A run of records:
## begin

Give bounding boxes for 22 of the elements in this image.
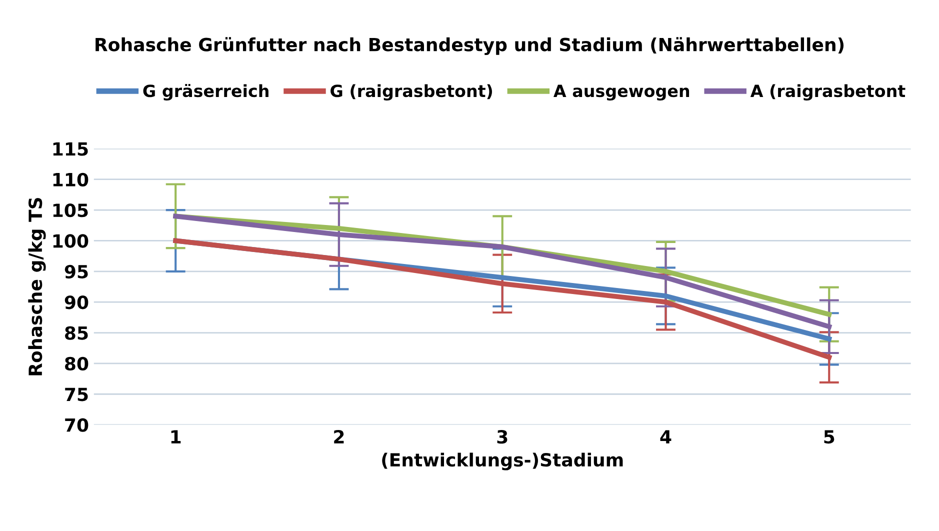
legend-label: A ausgewogen bbox=[554, 84, 690, 101]
y-tick-label: 95 bbox=[64, 264, 88, 279]
x-tick-label: 1 bbox=[171, 430, 181, 444]
y-tick-label: 105 bbox=[53, 204, 88, 218]
y-tick-label: 75 bbox=[65, 388, 88, 402]
x-tick-label: 3 bbox=[497, 430, 508, 444]
x-axis-title: (Entwicklungs-)Stadium bbox=[382, 452, 623, 470]
legend-label: G gräserreich bbox=[143, 84, 268, 101]
y-tick-label: 90 bbox=[64, 296, 88, 310]
y-tick-label: 100 bbox=[53, 234, 88, 248]
y-tick-label: 80 bbox=[65, 356, 88, 371]
y-tick-label: 85 bbox=[65, 326, 88, 340]
x-tick-label: 4 bbox=[660, 430, 672, 444]
y-tick-label: 70 bbox=[65, 418, 88, 432]
x-tick-label: 2 bbox=[334, 430, 344, 444]
legend-label: G (raigrasbetont) bbox=[330, 84, 492, 101]
chart-title: Rohasche Grünfutter nach Bestandestyp und Stadium (Nährwerttabellen) bbox=[96, 37, 844, 56]
y-tick-label: 110 bbox=[53, 172, 88, 186]
x-tick-label: 5 bbox=[824, 430, 834, 444]
y-tick-label: 115 bbox=[53, 142, 88, 156]
y-axis-title: Rohasche g/kg TS bbox=[28, 198, 46, 376]
legend-label: A (raigrasbetont bbox=[750, 84, 906, 101]
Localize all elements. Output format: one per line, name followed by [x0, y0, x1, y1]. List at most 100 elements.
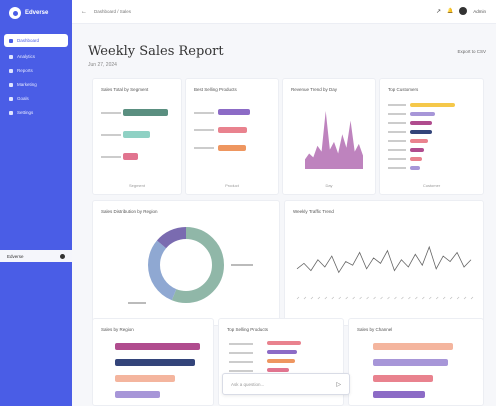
- topbar-user-name[interactable]: Admin: [473, 8, 486, 14]
- bar: [115, 359, 195, 366]
- bar: [218, 109, 250, 115]
- x-tick: [380, 296, 383, 300]
- row-label: [388, 131, 406, 133]
- card-best-selling: Best Selling Products Product: [185, 78, 279, 195]
- bar: [123, 131, 150, 138]
- sidebar-item-marketing[interactable]: Marketing: [4, 78, 68, 91]
- bar: [410, 166, 420, 170]
- ask-question-input[interactable]: Ask a question... ▷: [222, 373, 350, 395]
- bar: [410, 148, 424, 152]
- page-title: Weekly Sales Report: [88, 44, 224, 59]
- area-series: [305, 111, 363, 169]
- settings-icon: [9, 110, 13, 115]
- slice-label: [128, 302, 146, 304]
- marketing-icon: [9, 82, 13, 87]
- row-label: [388, 149, 406, 151]
- bar: [267, 359, 295, 363]
- sidebar-user-name: Edverse: [7, 253, 24, 259]
- x-tick: [449, 296, 453, 300]
- donut-slice-3: [148, 227, 224, 303]
- back-arrow-icon[interactable]: ←: [81, 9, 87, 15]
- sidebar-item-label: Analytics: [17, 54, 36, 59]
- x-tick: [422, 296, 425, 300]
- x-tick: [394, 296, 397, 300]
- row-label: [229, 370, 253, 372]
- user-avatar-icon: [60, 253, 65, 259]
- share-icon[interactable]: ↗: [435, 8, 441, 15]
- slice-label: [231, 264, 253, 266]
- x-tick: [352, 296, 355, 300]
- donut-slice-2: [148, 227, 224, 303]
- row-label: [101, 112, 121, 114]
- x-tick: [429, 296, 432, 300]
- bar: [410, 103, 455, 107]
- x-tick: [338, 296, 341, 300]
- card-title: Top Selling Products: [227, 327, 269, 332]
- x-tick: [442, 296, 446, 300]
- bar: [267, 350, 297, 354]
- bar: [115, 343, 200, 350]
- x-tick: [331, 296, 335, 300]
- bar: [410, 112, 435, 116]
- card-title: Sales by Region: [101, 327, 134, 332]
- card-top-customers: Top Customers Customer: [379, 78, 484, 195]
- x-tick: [415, 296, 418, 300]
- reports-icon: [9, 68, 13, 73]
- row-label: [388, 140, 406, 142]
- donut-chart: [128, 227, 253, 304]
- row-label: [194, 129, 214, 131]
- sidebar: Edverse Dashboard Analytics Reports Mark…: [0, 0, 72, 406]
- sidebar-item-dashboard[interactable]: Dashboard: [4, 34, 68, 47]
- sidebar-item-goals[interactable]: Goals: [4, 92, 68, 105]
- breadcrumb[interactable]: Dashboard / Sales: [94, 9, 132, 14]
- x-tick: [470, 296, 474, 300]
- sidebar-user[interactable]: Edverse: [0, 250, 72, 262]
- card-title: Revenue Trend by Day: [291, 87, 338, 92]
- sidebar-item-label: Dashboard: [17, 38, 40, 43]
- bar: [267, 341, 301, 345]
- sidebar-item-label: Marketing: [17, 82, 37, 87]
- sidebar-item-label: Settings: [17, 110, 34, 115]
- x-tick: [373, 296, 376, 300]
- bell-icon[interactable]: 🔔: [447, 8, 454, 14]
- sidebar-item-reports[interactable]: Reports: [4, 64, 68, 77]
- brand-name: Edverse: [25, 10, 49, 16]
- bar: [115, 375, 175, 382]
- x-tick: [359, 296, 362, 300]
- row-label: [194, 147, 214, 149]
- bar: [373, 343, 453, 350]
- card-title: Sales by Channel: [357, 327, 393, 332]
- row-label: [388, 104, 406, 106]
- bar: [267, 368, 289, 372]
- x-tick: [324, 296, 328, 300]
- send-icon[interactable]: ▷: [336, 381, 341, 388]
- main-content: Weekly Sales Report Jun 27, 2024 Export …: [72, 24, 496, 406]
- axis-label: Product: [225, 183, 239, 188]
- axis-label: Customer: [422, 183, 441, 188]
- x-tick: [387, 296, 390, 300]
- card-title: Sales Distribution by Region: [101, 209, 158, 214]
- line-series: [296, 245, 472, 274]
- row-label: [194, 112, 214, 114]
- brand-logo-icon: [9, 7, 21, 19]
- axis-label: Segment: [128, 183, 145, 188]
- x-tick: [296, 296, 300, 300]
- search-placeholder: Ask a question...: [231, 381, 265, 387]
- export-link[interactable]: Export to CSV: [457, 49, 486, 54]
- sidebar-item-analytics[interactable]: Analytics: [4, 50, 68, 63]
- card-title: Sales Total by Segment: [101, 87, 149, 92]
- avatar[interactable]: [459, 7, 468, 15]
- row-label: [101, 134, 121, 136]
- bar: [218, 127, 247, 133]
- bar: [410, 130, 432, 134]
- sidebar-item-settings[interactable]: Settings: [4, 106, 68, 119]
- brand-logo[interactable]: Edverse: [9, 7, 48, 19]
- top-bar: ← Dashboard / Sales ↗ 🔔 Admin: [72, 0, 496, 24]
- row-label: [229, 361, 253, 363]
- line-chart: [296, 245, 474, 300]
- x-tick: [435, 296, 439, 300]
- row-label: [388, 158, 406, 160]
- card-weekly-traffic: Weekly Traffic Trend: [284, 200, 484, 326]
- bar: [218, 145, 246, 151]
- card-sales-by-segment: Sales Total by Segment Segment: [92, 78, 182, 195]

## end

What is required – Reproduce every line of the items above without changes, omitting the pictures.

Answer to the problem –
Give bounding boxes for 22 of the elements in this image.
legend-label: A ausgewogen bbox=[554, 84, 690, 101]
y-tick-label: 95 bbox=[64, 264, 88, 279]
x-tick-label: 1 bbox=[171, 430, 181, 444]
y-tick-label: 105 bbox=[53, 204, 88, 218]
y-tick-label: 75 bbox=[65, 388, 88, 402]
x-tick-label: 3 bbox=[497, 430, 508, 444]
x-axis-title: (Entwicklungs-)Stadium bbox=[382, 452, 623, 470]
legend-label: G gräserreich bbox=[143, 84, 268, 101]
y-tick-label: 90 bbox=[64, 296, 88, 310]
y-tick-label: 100 bbox=[53, 234, 88, 248]
y-tick-label: 80 bbox=[65, 356, 88, 371]
y-tick-label: 85 bbox=[65, 326, 88, 340]
x-tick-label: 4 bbox=[660, 430, 672, 444]
y-tick-label: 70 bbox=[65, 418, 88, 432]
x-tick-label: 2 bbox=[334, 430, 344, 444]
legend-label: G (raigrasbetont) bbox=[330, 84, 492, 101]
chart-title: Rohasche Grünfutter nach Bestandestyp und Stadium (Nährwerttabellen) bbox=[96, 37, 844, 56]
y-tick-label: 110 bbox=[53, 172, 88, 186]
x-tick-label: 5 bbox=[824, 430, 834, 444]
y-tick-label: 115 bbox=[53, 142, 88, 156]
y-axis-title: Rohasche g/kg TS bbox=[28, 198, 46, 376]
legend-label: A (raigrasbetont bbox=[750, 84, 906, 101]
Localize all elements. Output format: one per line, name followed by [x0, y0, x1, y1]. List at most 100 elements.
- topbar-user-name[interactable]: Admin: [473, 8, 486, 14]
- bar: [115, 359, 195, 366]
- bar: [218, 109, 250, 115]
- x-tick: [380, 296, 383, 300]
- row-label: [388, 131, 406, 133]
- card-best-selling: Best Selling Products Product: [185, 78, 279, 195]
- bar: [123, 131, 150, 138]
- sidebar-item-marketing[interactable]: Marketing: [4, 78, 68, 91]
- bar: [410, 166, 420, 170]
- ask-question-input[interactable]: Ask a question... ▷: [222, 373, 350, 395]
- bar: [410, 148, 424, 152]
- page-title: Weekly Sales Report: [88, 44, 224, 59]
- area-series: [305, 111, 363, 169]
- settings-icon: [9, 110, 13, 115]
- slice-label: [128, 302, 146, 304]
- marketing-icon: [9, 82, 13, 87]
- row-label: [388, 149, 406, 151]
- bar: [267, 359, 295, 363]
- sidebar-user-name: Edverse: [7, 253, 24, 259]
- x-tick: [449, 296, 453, 300]
- donut-slice-3: [148, 227, 224, 303]
- back-arrow-icon[interactable]: ←: [81, 9, 87, 15]
- sidebar-item-label: Analytics: [17, 54, 36, 59]
- x-tick: [422, 296, 425, 300]
- x-tick: [394, 296, 397, 300]
- row-label: [229, 370, 253, 372]
- user-avatar-icon: [60, 253, 65, 259]
- share-icon[interactable]: ↗: [435, 8, 441, 15]
- slice-label: [231, 264, 253, 266]
- x-tick: [352, 296, 355, 300]
- donut-slice-2: [148, 227, 224, 303]
- row-label: [101, 112, 121, 114]
- x-tick: [429, 296, 432, 300]
- bar: [410, 103, 455, 107]
- x-tick: [338, 296, 341, 300]
- card-title: Top Selling Products: [227, 327, 269, 332]
- x-tick: [442, 296, 446, 300]
- bar: [267, 350, 297, 354]
- bar: [115, 343, 200, 350]
- x-tick: [331, 296, 335, 300]
- bar: [410, 112, 435, 116]
- card-title: Sales by Region: [101, 327, 134, 332]
- card-top-customers: Top Customers Customer: [379, 78, 484, 195]
- x-tick: [415, 296, 418, 300]
- reports-icon: [9, 68, 13, 73]
- row-label: [388, 140, 406, 142]
- donut-chart: [128, 227, 253, 304]
- row-label: [194, 129, 214, 131]
- sidebar: Edverse Dashboard Analytics Reports Mark…: [0, 0, 72, 406]
- sidebar-item-dashboard[interactable]: Dashboard: [4, 34, 68, 47]
- sidebar-item-goals[interactable]: Goals: [4, 92, 68, 105]
- breadcrumb[interactable]: Dashboard / Sales: [94, 9, 132, 14]
- x-tick: [470, 296, 474, 300]
- sidebar-user[interactable]: Edverse: [0, 250, 72, 262]
- card-title: Revenue Trend by Day: [291, 87, 338, 92]
- sidebar-item-label: Dashboard: [17, 38, 40, 43]
- bar: [267, 341, 301, 345]
- sidebar-item-label: Marketing: [17, 82, 37, 87]
- sidebar-item-label: Settings: [17, 110, 34, 115]
- x-tick: [373, 296, 376, 300]
- bell-icon[interactable]: 🔔: [447, 8, 454, 14]
- sidebar-item-reports[interactable]: Reports: [4, 64, 68, 77]
- brand-name: Edverse: [25, 10, 49, 16]
- bar: [115, 375, 175, 382]
- x-tick: [359, 296, 362, 300]
- row-label: [194, 147, 214, 149]
- bar: [373, 343, 453, 350]
- card-title: Sales by Channel: [357, 327, 393, 332]
- row-label: [388, 104, 406, 106]
- bar: [267, 368, 289, 372]
- x-tick: [324, 296, 328, 300]
- send-icon[interactable]: ▷: [336, 381, 341, 388]
- main-content: Weekly Sales Report Jun 27, 2024 Export …: [72, 24, 496, 406]
- axis-label: Product: [225, 183, 239, 188]
- axis-label: Customer: [422, 183, 441, 188]
- x-tick: [387, 296, 390, 300]
- card-title: Sales Distribution by Region: [101, 209, 158, 214]
- line-series: [296, 245, 472, 274]
- row-label: [194, 112, 214, 114]
- brand-logo-icon: [9, 7, 21, 19]
- axis-label: Segment: [128, 183, 145, 188]
- x-tick: [296, 296, 300, 300]
- search-placeholder: Ask a question...: [231, 381, 265, 387]
- export-link[interactable]: Export to CSV: [457, 49, 486, 54]
- sidebar-item-analytics[interactable]: Analytics: [4, 50, 68, 63]
- card-title: Sales Total by Segment: [101, 87, 149, 92]
- avatar[interactable]: [459, 7, 468, 15]
- row-label: [101, 134, 121, 136]
- bar: [218, 127, 247, 133]
- bar: [410, 130, 432, 134]
- sidebar-item-settings[interactable]: Settings: [4, 106, 68, 119]
- brand-logo[interactable]: Edverse: [9, 7, 48, 19]
- top-bar: ← Dashboard / Sales ↗ 🔔 Admin: [72, 0, 496, 24]
- row-label: [229, 361, 253, 363]
- line-chart: [296, 245, 474, 300]
- x-tick: [435, 296, 439, 300]
- row-label: [388, 158, 406, 160]
- card-weekly-traffic: Weekly Traffic Trend: [284, 200, 484, 326]
- bar: [218, 145, 246, 151]
- card-sales-by-segment: Sales Total by Segment Segment: [92, 78, 182, 195]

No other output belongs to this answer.